Copy each line of the material below that includes the string "Wohngebäude".

[Stored dataset items]

================

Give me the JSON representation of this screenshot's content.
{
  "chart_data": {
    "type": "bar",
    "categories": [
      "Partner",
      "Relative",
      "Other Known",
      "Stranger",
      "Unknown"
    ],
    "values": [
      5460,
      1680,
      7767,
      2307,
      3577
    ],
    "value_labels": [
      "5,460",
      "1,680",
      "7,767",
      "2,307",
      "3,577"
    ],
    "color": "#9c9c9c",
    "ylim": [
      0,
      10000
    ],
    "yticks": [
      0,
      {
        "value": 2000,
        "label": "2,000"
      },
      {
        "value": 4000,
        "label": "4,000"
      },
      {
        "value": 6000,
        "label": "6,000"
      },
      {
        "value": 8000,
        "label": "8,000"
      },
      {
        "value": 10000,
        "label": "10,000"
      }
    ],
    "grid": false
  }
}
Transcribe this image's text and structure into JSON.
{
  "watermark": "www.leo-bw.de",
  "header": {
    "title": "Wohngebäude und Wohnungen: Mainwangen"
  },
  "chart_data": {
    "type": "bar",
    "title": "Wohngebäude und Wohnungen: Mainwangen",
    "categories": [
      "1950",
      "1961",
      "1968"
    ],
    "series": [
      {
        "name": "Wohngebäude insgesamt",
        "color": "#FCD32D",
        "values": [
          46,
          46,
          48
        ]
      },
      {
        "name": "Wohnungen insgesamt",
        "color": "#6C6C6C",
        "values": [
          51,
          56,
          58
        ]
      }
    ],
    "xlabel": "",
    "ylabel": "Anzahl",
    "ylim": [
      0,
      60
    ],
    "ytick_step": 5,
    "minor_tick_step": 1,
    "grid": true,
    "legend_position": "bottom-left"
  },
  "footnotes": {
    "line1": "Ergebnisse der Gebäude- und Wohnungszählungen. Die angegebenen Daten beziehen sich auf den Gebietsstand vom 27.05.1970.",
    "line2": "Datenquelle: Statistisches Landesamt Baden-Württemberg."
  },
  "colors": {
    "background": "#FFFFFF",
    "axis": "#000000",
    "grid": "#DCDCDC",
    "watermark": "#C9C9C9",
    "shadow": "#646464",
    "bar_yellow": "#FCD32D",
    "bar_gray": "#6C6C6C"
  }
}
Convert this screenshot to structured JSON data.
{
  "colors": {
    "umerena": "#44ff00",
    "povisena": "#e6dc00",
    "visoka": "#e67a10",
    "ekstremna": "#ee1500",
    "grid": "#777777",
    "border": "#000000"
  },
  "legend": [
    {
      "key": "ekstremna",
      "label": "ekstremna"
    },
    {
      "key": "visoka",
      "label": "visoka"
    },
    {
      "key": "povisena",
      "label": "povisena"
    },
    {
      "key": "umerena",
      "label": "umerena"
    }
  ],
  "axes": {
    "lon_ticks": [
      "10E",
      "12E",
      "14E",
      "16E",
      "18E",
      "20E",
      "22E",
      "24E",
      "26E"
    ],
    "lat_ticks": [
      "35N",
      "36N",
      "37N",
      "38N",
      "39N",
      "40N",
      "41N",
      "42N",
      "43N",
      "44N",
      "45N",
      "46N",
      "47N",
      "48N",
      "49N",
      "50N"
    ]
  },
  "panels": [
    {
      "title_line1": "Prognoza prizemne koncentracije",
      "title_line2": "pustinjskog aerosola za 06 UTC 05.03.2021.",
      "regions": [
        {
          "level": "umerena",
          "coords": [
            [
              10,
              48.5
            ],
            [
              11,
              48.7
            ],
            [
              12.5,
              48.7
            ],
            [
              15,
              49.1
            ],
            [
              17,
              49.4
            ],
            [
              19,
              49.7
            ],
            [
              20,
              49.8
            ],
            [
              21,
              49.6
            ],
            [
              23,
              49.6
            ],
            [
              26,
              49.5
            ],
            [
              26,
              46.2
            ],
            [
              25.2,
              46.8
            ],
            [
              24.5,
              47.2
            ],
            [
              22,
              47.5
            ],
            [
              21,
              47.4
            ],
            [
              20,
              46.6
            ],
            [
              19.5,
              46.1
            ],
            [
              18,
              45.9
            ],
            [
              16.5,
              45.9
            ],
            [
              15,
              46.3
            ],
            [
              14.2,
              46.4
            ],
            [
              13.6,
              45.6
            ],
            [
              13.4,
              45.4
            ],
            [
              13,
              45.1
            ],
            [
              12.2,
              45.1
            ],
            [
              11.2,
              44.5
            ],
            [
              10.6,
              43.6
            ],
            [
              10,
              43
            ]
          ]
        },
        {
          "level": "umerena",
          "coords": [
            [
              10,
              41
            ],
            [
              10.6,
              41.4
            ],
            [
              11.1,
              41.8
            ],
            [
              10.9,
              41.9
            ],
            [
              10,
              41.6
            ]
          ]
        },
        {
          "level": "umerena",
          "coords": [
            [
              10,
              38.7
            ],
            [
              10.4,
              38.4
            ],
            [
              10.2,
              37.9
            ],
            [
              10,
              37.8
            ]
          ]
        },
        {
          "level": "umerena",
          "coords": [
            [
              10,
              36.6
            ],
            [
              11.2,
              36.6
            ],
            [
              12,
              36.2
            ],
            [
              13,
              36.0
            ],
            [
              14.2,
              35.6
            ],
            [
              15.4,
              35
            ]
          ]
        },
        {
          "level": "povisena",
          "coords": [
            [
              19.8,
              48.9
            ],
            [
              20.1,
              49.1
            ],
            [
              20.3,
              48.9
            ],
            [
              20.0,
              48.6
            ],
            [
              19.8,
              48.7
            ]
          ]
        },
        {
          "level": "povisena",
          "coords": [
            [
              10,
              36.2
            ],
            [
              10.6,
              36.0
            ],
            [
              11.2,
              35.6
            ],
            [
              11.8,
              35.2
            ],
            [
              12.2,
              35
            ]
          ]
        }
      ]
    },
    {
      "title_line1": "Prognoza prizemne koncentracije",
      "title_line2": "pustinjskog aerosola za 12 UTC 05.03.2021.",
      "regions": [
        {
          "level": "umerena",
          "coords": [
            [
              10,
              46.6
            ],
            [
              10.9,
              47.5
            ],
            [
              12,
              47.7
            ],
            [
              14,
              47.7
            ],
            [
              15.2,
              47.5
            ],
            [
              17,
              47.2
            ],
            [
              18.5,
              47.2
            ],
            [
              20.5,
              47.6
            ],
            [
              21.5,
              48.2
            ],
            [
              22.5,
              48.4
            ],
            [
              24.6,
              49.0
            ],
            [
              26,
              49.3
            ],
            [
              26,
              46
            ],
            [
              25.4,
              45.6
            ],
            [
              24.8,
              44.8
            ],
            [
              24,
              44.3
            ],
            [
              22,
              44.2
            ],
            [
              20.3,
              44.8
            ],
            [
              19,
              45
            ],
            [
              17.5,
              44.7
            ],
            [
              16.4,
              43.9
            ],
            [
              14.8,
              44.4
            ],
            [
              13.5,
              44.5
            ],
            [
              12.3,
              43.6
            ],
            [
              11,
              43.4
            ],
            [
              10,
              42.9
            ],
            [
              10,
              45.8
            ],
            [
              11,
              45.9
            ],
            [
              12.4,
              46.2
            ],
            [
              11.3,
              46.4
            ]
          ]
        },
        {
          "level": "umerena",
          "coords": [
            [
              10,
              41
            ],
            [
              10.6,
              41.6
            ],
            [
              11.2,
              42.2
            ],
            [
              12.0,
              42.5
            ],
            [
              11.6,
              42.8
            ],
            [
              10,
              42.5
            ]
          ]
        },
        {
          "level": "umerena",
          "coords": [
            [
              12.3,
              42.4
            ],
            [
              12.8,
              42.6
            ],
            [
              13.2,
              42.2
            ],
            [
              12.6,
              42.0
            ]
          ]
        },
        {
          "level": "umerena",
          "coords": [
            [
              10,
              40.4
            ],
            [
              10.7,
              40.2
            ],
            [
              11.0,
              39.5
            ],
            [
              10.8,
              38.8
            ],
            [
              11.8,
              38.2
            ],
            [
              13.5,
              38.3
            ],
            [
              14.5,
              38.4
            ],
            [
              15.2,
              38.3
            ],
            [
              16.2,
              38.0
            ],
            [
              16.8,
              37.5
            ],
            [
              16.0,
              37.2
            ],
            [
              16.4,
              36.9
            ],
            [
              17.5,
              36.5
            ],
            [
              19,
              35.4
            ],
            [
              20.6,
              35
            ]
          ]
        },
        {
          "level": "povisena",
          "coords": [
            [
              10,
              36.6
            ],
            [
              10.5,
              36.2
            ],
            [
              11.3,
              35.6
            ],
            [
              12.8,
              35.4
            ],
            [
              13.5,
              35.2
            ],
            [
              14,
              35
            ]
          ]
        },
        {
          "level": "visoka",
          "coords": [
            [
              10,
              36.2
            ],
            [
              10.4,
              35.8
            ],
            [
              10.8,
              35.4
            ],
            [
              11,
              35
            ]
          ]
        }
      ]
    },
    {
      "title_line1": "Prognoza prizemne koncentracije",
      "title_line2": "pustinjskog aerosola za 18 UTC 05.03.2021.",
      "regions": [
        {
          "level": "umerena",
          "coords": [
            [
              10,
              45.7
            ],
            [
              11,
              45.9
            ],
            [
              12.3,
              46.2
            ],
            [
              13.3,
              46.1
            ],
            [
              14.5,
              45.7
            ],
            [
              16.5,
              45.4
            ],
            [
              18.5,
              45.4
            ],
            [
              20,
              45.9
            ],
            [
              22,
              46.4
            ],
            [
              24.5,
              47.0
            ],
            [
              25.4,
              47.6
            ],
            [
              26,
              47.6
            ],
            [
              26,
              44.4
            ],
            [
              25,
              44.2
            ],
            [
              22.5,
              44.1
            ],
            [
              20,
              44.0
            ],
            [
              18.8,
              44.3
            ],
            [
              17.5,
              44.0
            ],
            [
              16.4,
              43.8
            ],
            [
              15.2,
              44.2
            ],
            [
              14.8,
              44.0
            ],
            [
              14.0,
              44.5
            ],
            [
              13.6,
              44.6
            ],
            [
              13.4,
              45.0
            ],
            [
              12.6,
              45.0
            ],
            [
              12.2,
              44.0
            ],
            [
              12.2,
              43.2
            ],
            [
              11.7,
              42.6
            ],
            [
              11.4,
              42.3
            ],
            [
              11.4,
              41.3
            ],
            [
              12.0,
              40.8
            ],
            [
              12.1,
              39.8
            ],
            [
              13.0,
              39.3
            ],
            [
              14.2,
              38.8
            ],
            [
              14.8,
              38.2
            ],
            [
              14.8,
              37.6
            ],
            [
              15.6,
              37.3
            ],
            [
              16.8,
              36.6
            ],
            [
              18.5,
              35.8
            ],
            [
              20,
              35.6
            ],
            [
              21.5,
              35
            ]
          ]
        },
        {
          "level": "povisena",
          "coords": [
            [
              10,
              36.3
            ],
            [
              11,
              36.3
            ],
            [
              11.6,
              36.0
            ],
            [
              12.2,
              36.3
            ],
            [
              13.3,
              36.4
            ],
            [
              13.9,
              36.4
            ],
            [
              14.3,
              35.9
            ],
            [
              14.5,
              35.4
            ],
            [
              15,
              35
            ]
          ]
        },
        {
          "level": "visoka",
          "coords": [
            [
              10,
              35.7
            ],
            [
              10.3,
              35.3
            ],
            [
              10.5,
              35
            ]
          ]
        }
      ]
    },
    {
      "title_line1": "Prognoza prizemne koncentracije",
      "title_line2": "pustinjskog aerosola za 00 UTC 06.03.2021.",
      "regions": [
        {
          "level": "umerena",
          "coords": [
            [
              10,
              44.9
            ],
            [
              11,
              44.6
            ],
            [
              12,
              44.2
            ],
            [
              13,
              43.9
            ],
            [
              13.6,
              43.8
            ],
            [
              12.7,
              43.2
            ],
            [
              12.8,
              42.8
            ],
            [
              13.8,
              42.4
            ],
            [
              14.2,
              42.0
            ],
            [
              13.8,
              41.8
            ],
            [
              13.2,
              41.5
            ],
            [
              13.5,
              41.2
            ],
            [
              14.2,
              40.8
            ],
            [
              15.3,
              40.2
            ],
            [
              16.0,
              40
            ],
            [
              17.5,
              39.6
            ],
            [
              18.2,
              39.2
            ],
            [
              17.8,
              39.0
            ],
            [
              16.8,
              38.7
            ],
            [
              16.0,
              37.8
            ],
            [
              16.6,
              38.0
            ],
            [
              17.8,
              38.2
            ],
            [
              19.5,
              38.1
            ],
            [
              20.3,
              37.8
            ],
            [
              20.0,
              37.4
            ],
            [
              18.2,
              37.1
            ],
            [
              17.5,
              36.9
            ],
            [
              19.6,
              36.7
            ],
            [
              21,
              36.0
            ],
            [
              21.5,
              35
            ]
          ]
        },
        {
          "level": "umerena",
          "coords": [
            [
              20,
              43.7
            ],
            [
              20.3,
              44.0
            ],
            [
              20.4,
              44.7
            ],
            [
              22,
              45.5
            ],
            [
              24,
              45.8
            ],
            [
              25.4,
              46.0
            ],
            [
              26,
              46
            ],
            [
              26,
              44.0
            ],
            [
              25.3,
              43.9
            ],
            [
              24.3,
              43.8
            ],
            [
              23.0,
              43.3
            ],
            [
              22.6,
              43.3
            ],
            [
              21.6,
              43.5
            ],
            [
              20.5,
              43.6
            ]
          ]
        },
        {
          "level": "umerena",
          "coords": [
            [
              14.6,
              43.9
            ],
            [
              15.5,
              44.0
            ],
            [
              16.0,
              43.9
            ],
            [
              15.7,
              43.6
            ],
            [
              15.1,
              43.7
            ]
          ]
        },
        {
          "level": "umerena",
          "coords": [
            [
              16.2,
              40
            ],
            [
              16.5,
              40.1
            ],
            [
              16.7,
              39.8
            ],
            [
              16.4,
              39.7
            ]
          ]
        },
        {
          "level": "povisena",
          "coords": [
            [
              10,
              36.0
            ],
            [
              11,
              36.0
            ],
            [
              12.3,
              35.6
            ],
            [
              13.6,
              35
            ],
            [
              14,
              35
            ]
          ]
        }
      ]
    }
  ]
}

================

Answer below
    "title": "Wohngebäude und Wohnungen: Mainwangen"
    "title": "Wohngebäude und Wohnungen: Mainwangen",
        "name": "Wohngebäude insgesamt",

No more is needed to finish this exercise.